Stated task: Locate each line below that includes "according" and reproduce it.

Recorded information:

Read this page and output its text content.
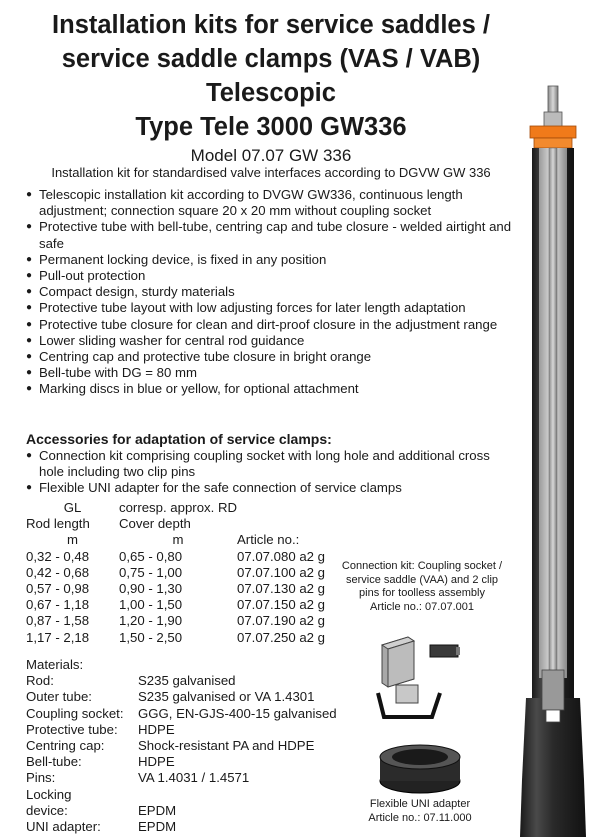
Installation kits for service saddles /
service saddle clamps (VAS / VAB)
Telescopic
Type Tele 3000 GW336
Model 07.07 GW 336
Installation kit for standardised valve interfaces according to DGVW GW 336
● Telescopic installation kit according to DVGW GW336, continuous length adjustment; connection square 20 x 20 mm without coupling socket
● Protective tube with bell-tube, centring cap and tube closure - welded airtight and safe
● Permanent locking device, is fixed in any position
● Pull-out protection
● Compact design, sturdy materials
● Protective tube layout with low adjusting forces for later length adaptation
● Protective tube closure for clean and dirt-proof closure in the adjustment range
● Lower sliding washer for central rod guidance
● Centring cap and protective tube closure in bright orange
● Bell-tube with DG = 80 mm
● Marking discs in blue or yellow, for optional attachment
Accessories for adaptation of service clamps:
● Connection kit comprising coupling socket with long hole and additional cross hole including two clip pins
● Flexible UNI adapter for the safe connection of service clamps
GL	corresp. approx. RD	
Rod length	Cover depth	
m	m	Article no.:
0,32 - 0,48	0,65 - 0,80	07.07.080 a2 g
0,42 - 0,68	0,75 - 1,00	07.07.100 a2 g
0,57 - 0,98	0,90 - 1,30	07.07.130 a2 g
0,67 - 1,18	1,00 - 1,50	07.07.150 a2 g
0,87 - 1,58	1,20 - 1,90	07.07.190 a2 g
1,17 - 2,18	1,50 - 2,50	07.07.250 a2 g
Materials:	
Rod:	S235 galvanised
Outer tube:	S235 galvanised or VA 1.4301
Coupling socket:	GGG, EN-GJS-400-15 galvanised
Protective tube:	HDPE
Centring cap:	Shock-resistant PA and HDPE
Bell-tube:	HDPE
Pins:	VA 1.4031 / 1.4571
Locking	
device:	EPDM
UNI adapter:	EPDM
Connection kit: Coupling socket /
service saddle (VAA) and 2 clip
pins for toolless assembly
Article no.: 07.07.001
Flexible UNI adapter
Article no.: 07.11.000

Result of this exercise:
Installation kit for standardised valve interfaces according to DGVW GW 336
● Telescopic installation kit according to DVGW GW336, continuous length adjustment; connection square 20 x 20 mm without coupling socket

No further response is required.